**OBJECTIVE**
Note each line where "questo" appears, and copy it.

Stored entries

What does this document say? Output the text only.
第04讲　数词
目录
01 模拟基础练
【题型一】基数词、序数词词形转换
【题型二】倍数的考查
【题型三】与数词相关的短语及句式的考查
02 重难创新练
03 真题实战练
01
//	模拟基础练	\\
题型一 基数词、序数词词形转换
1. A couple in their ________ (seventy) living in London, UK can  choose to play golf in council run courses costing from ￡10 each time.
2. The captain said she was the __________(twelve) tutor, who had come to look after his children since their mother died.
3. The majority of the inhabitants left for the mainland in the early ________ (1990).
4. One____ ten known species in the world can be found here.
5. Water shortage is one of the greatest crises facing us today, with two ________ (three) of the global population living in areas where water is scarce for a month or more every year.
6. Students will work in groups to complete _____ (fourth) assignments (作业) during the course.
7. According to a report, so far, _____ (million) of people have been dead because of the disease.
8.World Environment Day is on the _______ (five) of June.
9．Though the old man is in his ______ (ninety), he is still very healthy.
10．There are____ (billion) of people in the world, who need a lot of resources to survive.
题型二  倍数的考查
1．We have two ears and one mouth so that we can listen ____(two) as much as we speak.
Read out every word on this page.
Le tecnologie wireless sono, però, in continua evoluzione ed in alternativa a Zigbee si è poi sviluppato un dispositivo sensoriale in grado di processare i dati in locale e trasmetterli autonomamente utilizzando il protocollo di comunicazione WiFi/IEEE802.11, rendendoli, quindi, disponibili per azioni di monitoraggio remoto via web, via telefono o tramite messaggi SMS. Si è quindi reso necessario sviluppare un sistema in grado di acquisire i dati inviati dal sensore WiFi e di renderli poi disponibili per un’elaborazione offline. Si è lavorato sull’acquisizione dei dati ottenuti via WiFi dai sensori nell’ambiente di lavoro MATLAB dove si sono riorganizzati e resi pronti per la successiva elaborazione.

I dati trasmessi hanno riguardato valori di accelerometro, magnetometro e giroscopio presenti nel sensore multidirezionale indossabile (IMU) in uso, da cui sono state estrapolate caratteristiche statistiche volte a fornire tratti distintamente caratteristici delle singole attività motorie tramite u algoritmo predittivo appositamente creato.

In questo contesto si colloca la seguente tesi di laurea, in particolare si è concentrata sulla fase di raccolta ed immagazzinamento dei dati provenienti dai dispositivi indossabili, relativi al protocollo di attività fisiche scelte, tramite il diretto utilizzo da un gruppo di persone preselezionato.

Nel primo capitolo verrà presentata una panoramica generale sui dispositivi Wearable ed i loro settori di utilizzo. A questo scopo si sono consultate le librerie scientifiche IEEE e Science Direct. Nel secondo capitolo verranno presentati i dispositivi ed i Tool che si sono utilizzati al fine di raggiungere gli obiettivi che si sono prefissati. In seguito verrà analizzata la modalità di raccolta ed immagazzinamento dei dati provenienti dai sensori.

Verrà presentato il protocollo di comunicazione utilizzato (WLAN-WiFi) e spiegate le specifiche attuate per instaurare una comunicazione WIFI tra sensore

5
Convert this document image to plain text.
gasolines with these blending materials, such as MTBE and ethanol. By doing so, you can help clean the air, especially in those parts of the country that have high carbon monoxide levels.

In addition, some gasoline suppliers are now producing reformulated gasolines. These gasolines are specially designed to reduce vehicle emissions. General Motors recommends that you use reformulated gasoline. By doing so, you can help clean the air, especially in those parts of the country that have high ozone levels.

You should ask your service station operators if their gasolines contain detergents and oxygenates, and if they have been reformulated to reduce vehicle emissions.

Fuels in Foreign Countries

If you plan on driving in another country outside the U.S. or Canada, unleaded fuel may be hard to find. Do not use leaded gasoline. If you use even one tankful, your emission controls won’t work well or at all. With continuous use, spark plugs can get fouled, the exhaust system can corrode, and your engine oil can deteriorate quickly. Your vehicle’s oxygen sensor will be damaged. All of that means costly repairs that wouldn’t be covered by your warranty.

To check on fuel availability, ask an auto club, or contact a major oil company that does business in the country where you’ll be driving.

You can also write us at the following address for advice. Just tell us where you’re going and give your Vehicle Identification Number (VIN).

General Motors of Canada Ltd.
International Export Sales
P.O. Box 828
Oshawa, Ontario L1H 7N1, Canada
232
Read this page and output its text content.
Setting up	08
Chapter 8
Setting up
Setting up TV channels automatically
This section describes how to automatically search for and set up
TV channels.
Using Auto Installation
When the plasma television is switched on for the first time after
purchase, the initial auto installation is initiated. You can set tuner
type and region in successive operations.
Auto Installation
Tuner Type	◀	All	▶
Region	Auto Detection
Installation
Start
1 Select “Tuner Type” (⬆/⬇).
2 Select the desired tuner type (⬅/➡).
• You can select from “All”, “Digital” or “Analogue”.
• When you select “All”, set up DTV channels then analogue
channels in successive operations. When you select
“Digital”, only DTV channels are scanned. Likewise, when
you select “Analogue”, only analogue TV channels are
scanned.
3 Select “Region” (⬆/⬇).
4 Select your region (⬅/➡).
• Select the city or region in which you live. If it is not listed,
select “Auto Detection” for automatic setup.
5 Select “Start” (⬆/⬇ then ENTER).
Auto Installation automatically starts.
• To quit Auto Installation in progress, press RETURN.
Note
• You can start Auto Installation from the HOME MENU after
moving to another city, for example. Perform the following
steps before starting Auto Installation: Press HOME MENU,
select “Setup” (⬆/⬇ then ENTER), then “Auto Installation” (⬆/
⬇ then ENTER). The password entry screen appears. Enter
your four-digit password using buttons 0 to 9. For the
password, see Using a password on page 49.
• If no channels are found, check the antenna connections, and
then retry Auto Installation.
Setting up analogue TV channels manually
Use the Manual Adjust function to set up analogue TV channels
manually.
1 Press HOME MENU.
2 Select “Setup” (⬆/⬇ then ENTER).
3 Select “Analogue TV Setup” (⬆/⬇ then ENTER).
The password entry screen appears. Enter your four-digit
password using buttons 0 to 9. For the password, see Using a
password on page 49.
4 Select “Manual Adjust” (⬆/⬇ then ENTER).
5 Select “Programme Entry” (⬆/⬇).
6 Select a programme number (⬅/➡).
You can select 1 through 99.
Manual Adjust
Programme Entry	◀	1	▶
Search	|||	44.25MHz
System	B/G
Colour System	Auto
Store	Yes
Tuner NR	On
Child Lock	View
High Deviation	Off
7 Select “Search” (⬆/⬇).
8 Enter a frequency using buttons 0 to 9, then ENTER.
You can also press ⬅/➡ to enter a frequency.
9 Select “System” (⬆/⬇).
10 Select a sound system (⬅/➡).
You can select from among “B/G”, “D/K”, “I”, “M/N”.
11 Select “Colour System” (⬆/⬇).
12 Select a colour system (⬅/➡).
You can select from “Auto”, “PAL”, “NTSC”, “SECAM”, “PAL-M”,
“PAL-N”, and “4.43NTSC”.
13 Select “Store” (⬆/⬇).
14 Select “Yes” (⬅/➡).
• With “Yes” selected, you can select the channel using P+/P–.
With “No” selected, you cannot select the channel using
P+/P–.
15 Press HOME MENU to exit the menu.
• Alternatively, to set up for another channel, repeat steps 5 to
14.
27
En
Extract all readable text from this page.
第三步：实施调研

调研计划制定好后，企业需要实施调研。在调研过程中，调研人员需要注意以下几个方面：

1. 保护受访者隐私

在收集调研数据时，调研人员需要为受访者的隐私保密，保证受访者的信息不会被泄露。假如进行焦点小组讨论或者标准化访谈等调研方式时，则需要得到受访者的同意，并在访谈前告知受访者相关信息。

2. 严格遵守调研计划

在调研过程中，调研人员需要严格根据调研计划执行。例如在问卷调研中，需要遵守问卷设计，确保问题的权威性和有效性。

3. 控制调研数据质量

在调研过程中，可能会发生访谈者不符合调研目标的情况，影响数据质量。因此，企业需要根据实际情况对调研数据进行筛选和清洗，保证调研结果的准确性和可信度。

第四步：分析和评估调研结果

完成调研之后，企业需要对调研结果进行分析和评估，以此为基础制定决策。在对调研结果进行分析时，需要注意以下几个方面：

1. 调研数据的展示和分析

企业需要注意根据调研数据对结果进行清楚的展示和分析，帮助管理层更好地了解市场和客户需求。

**COMPLETE ANSWER**
In questo contesto si colloca la seguente tesi di laurea, in particolare si è concentrata sulla fase di raccolta ed immagazzinamento dei dati provenienti dai dispositivi indossabili, relativi al protocollo di attività fisiche scelte, tramite il diretto utilizzo da un gruppo di persone preselezionato.
Nel primo capitolo verrà presentata una panoramica generale sui dispositivi Wearable ed i loro settori di utilizzo. A questo scopo si sono consultate le librerie scientifiche IEEE e Science Direct. Nel secondo capitolo verranno presentati i dispositivi ed i Tool che si sono utilizzati al fine di raggiungere gli obiettivi che si sono prefissati. In seguito verrà analizzata la modalità di raccolta ed immagazzinamento dei dati provenienti dai sensori.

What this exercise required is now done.